● **AIM**:
Write out the listing below again, precisely as it is given.

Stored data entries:
=-=-=

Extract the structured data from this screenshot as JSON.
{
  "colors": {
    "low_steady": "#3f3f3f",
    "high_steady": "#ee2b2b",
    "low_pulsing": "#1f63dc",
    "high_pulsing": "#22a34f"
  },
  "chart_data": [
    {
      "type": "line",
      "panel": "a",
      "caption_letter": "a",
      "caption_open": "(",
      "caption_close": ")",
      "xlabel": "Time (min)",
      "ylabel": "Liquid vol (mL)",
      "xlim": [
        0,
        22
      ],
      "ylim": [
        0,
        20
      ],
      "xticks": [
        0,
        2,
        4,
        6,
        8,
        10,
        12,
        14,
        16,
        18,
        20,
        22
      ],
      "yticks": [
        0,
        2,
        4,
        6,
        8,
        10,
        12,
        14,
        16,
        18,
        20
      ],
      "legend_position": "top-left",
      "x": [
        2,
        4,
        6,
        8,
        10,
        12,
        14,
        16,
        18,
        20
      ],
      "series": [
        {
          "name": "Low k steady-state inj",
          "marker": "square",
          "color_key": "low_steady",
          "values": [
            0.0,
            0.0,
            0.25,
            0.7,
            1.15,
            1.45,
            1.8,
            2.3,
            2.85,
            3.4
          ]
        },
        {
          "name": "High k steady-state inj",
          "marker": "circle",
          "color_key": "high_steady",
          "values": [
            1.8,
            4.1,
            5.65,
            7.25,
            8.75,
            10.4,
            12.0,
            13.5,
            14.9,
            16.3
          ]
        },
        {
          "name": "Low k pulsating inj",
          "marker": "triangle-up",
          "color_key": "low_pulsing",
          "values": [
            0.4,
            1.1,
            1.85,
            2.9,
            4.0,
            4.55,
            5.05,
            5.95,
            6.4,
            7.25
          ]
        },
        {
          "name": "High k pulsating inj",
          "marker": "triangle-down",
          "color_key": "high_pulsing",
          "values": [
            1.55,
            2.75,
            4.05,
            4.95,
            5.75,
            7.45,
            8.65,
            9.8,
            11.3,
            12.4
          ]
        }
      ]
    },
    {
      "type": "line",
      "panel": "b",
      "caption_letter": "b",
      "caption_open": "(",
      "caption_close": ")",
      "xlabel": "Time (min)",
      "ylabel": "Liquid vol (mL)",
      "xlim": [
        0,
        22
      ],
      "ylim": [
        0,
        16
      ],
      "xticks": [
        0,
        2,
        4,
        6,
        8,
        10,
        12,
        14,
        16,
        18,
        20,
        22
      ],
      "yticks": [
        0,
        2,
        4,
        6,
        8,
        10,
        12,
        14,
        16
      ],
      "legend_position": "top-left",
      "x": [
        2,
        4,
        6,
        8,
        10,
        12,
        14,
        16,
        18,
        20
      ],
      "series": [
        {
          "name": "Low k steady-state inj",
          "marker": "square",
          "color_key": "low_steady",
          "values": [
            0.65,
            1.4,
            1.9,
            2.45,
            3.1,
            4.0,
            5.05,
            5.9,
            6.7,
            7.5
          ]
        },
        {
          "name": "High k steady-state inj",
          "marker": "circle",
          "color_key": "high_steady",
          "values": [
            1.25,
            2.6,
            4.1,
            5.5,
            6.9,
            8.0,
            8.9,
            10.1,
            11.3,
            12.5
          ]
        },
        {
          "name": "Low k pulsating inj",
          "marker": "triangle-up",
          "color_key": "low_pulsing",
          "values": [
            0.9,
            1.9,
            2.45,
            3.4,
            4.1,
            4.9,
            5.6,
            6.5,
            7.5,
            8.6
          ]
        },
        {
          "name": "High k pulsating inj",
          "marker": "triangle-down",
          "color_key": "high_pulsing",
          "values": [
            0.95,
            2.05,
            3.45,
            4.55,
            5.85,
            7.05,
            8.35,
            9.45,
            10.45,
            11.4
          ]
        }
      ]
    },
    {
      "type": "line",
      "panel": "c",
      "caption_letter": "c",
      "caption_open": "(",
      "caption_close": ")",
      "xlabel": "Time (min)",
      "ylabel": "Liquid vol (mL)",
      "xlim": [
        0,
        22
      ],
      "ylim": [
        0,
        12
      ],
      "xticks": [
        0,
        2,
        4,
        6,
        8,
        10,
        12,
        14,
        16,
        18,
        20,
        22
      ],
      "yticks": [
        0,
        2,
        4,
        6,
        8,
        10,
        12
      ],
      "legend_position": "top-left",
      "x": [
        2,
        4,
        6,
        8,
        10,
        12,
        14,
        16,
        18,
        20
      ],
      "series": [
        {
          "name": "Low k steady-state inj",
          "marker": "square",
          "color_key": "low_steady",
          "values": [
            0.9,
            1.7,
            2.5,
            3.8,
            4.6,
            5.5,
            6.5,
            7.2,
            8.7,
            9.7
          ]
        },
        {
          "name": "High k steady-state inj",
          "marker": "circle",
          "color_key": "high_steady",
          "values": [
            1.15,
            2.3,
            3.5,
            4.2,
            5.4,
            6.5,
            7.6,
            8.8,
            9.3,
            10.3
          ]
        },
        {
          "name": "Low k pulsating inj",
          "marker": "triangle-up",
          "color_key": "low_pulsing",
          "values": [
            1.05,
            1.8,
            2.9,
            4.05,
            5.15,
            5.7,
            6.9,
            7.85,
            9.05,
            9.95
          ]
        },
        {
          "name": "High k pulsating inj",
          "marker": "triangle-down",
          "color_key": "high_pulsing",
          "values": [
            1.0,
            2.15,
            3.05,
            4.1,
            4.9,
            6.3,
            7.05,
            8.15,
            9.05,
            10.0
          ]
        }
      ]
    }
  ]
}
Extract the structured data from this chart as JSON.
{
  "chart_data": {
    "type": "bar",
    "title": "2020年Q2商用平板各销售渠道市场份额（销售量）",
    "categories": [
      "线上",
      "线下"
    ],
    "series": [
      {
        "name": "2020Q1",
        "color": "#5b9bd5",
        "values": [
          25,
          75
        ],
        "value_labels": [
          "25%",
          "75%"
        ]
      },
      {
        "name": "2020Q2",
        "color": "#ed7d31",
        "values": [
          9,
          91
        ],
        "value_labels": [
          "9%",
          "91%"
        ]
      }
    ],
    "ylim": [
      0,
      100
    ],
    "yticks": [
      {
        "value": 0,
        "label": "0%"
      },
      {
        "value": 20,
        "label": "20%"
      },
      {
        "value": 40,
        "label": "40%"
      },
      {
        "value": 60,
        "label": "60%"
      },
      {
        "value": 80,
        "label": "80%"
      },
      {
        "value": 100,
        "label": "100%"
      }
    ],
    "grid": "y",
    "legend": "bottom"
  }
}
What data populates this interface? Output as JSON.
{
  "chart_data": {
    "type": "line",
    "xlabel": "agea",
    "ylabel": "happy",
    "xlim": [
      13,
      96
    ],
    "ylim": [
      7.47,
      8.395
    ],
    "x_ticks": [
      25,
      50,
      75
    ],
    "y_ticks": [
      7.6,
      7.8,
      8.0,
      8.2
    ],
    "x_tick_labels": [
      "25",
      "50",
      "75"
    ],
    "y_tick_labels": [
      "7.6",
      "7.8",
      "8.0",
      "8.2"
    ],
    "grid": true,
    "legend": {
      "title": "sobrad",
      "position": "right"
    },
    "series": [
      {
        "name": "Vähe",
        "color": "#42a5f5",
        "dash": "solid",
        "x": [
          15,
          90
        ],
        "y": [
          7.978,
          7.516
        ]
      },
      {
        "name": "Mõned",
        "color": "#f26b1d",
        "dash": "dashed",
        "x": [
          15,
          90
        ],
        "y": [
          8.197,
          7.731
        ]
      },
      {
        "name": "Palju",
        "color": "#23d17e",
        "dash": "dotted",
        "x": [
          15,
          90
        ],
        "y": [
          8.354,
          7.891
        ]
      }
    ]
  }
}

=-=-=

● **RESPONSE**:
Extract the structured data from this screenshot as JSON.
{
  "colors": {
    "low_steady": "#3f3f3f",
    "high_steady": "#ee2b2b",
    "low_pulsing": "#1f63dc",
    "high_pulsing": "#22a34f"
  },
  "chart_data": [
    {
      "type": "line",
      "panel": "a",
      "caption_letter": "a",
      "caption_open": "(",
      "caption_close": ")",
      "xlabel": "Time (min)",
      "ylabel": "Liquid vol (mL)",
      "xlim": [
        0,
        22
      ],
      "ylim": [
        0,
        20
      ],
      "xticks": [
        0,
        2,
        4,
        6,
        8,
        10,
        12,
        14,
        16,
        18,
        20,
        22
      ],
      "yticks": [
        0,
        2,
        4,
        6,
        8,
        10,
        12,
        14,
        16,
        18,
        20
      ],
      "legend_position": "top-left",
      "x": [
        2,
        4,
        6,
        8,
        10,
        12,
        14,
        16,
        18,
        20
      ],
      "series": [
        {
          "name": "Low k steady-state inj",
          "marker": "square",
          "color_key": "low_steady",
          "values": [
            0.0,
            0.0,
            0.25,
            0.7,
            1.15,
            1.45,
            1.8,
            2.3,
            2.85,
            3.4
          ]
        },
        {
          "name": "High k steady-state inj",
          "marker": "circle",
          "color_key": "high_steady",
          "values": [
            1.8,
            4.1,
            5.65,
            7.25,
            8.75,
            10.4,
            12.0,
            13.5,
            14.9,
            16.3
          ]
        },
        {
          "name": "Low k pulsating inj",
          "marker": "triangle-up",
          "color_key": "low_pulsing",
          "values": [
            0.4,
            1.1,
            1.85,
            2.9,
            4.0,
            4.55,
            5.05,
            5.95,
            6.4,
            7.25
          ]
        },
        {
          "name": "High k pulsating inj",
          "marker": "triangle-down",
          "color_key": "high_pulsing",
          "values": [
            1.55,
            2.75,
            4.05,
            4.95,
            5.75,
            7.45,
            8.65,
            9.8,
            11.3,
            12.4
          ]
        }
      ]
    },
    {
      "type": "line",
      "panel": "b",
      "caption_letter": "b",
      "caption_open": "(",
      "caption_close": ")",
      "xlabel": "Time (min)",
      "ylabel": "Liquid vol (mL)",
      "xlim": [
        0,
        22
      ],
      "ylim": [
        0,
        16
      ],
      "xticks": [
        0,
        2,
        4,
        6,
        8,
        10,
        12,
        14,
        16,
        18,
        20,
        22
      ],
      "yticks": [
        0,
        2,
        4,
        6,
        8,
        10,
        12,
        14,
        16
      ],
      "legend_position": "top-left",
      "x": [
        2,
        4,
        6,
        8,
        10,
        12,
        14,
        16,
        18,
        20
      ],
      "series": [
        {
          "name": "Low k steady-state inj",
          "marker": "square",
          "color_key": "low_steady",
          "values": [
            0.65,
            1.4,
            1.9,
            2.45,
            3.1,
            4.0,
            5.05,
            5.9,
            6.7,
            7.5
          ]
        },
        {
          "name": "High k steady-state inj",
          "marker": "circle",
          "color_key": "high_steady",
          "values": [
            1.25,
            2.6,
            4.1,
            5.5,
            6.9,
            8.0,
            8.9,
            10.1,
            11.3,
            12.5
          ]
        },
        {
          "name": "Low k pulsating inj",
          "marker": "triangle-up",
          "color_key": "low_pulsing",
          "values": [
            0.9,
            1.9,
            2.45,
            3.4,
            4.1,
            4.9,
            5.6,
            6.5,
            7.5,
            8.6
          ]
        },
        {
          "name": "High k pulsating inj",
          "marker": "triangle-down",
          "color_key": "high_pulsing",
          "values": [
            0.95,
            2.05,
            3.45,
            4.55,
            5.85,
            7.05,
            8.35,
            9.45,
            10.45,
            11.4
          ]
        }
      ]
    },
    {
      "type": "line",
      "panel": "c",
      "caption_letter": "c",
      "caption_open": "(",
      "caption_close": ")",
      "xlabel": "Time (min)",
      "ylabel": "Liquid vol (mL)",
      "xlim": [
        0,
        22
      ],
      "ylim": [
        0,
        12
      ],
      "xticks": [
        0,
        2,
        4,
        6,
        8,
        10,
        12,
        14,
        16,
        18,
        20,
        22
      ],
      "yticks": [
        0,
        2,
        4,
        6,
        8,
        10,
        12
      ],
      "legend_position": "top-left",
      "x": [
        2,
        4,
        6,
        8,
        10,
        12,
        14,
        16,
        18,
        20
      ],
      "series": [
        {
          "name": "Low k steady-state inj",
          "marker": "square",
          "color_key": "low_steady",
          "values": [
            0.9,
            1.7,
            2.5,
            3.8,
            4.6,
            5.5,
            6.5,
            7.2,
            8.7,
            9.7
          ]
        },
        {
          "name": "High k steady-state inj",
          "marker": "circle",
          "color_key": "high_steady",
          "values": [
            1.15,
            2.3,
            3.5,
            4.2,
            5.4,
            6.5,
            7.6,
            8.8,
            9.3,
            10.3
          ]
        },
        {
          "name": "Low k pulsating inj",
          "marker": "triangle-up",
          "color_key": "low_pulsing",
          "values": [
            1.05,
            1.8,
            2.9,
            4.05,
            5.15,
            5.7,
            6.9,
            7.85,
            9.05,
            9.95
          ]
        },
        {
          "name": "High k pulsating inj",
          "marker": "triangle-down",
          "color_key": "high_pulsing",
          "values": [
            1.0,
            2.15,
            3.05,
            4.1,
            4.9,
            6.3,
            7.05,
            8.15,
            9.05,
            10.0
          ]
        }
      ]
    }
  ]
}
Extract the structured data from this chart as JSON.
{
  "chart_data": {
    "type": "bar",
    "title": "2020年Q2商用平板各销售渠道市场份额（销售量）",
    "categories": [
      "线上",
      "线下"
    ],
    "series": [
      {
        "name": "2020Q1",
        "color": "#5b9bd5",
        "values": [
          25,
          75
        ],
        "value_labels": [
          "25%",
          "75%"
        ]
      },
      {
        "name": "2020Q2",
        "color": "#ed7d31",
        "values": [
          9,
          91
        ],
        "value_labels": [
          "9%",
          "91%"
        ]
      }
    ],
    "ylim": [
      0,
      100
    ],
    "yticks": [
      {
        "value": 0,
        "label": "0%"
      },
      {
        "value": 20,
        "label": "20%"
      },
      {
        "value": 40,
        "label": "40%"
      },
      {
        "value": 60,
        "label": "60%"
      },
      {
        "value": 80,
        "label": "80%"
      },
      {
        "value": 100,
        "label": "100%"
      }
    ],
    "grid": "y",
    "legend": "bottom"
  }
}
What data populates this interface? Output as JSON.
{
  "chart_data": {
    "type": "line",
    "xlabel": "agea",
    "ylabel": "happy",
    "xlim": [
      13,
      96
    ],
    "ylim": [
      7.47,
      8.395
    ],
    "x_ticks": [
      25,
      50,
      75
    ],
    "y_ticks": [
      7.6,
      7.8,
      8.0,
      8.2
    ],
    "x_tick_labels": [
      "25",
      "50",
      "75"
    ],
    "y_tick_labels": [
      "7.6",
      "7.8",
      "8.0",
      "8.2"
    ],
    "grid": true,
    "legend": {
      "title": "sobrad",
      "position": "right"
    },
    "series": [
      {
        "name": "Vähe",
        "color": "#42a5f5",
        "dash": "solid",
        "x": [
          15,
          90
        ],
        "y": [
          7.978,
          7.516
        ]
      },
      {
        "name": "Mõned",
        "color": "#f26b1d",
        "dash": "dashed",
        "x": [
          15,
          90
        ],
        "y": [
          8.197,
          7.731
        ]
      },
      {
        "name": "Palju",
        "color": "#23d17e",
        "dash": "dotted",
        "x": [
          15,
          90
        ],
        "y": [
          8.354,
          7.891
        ]
      }
    ]
  }
}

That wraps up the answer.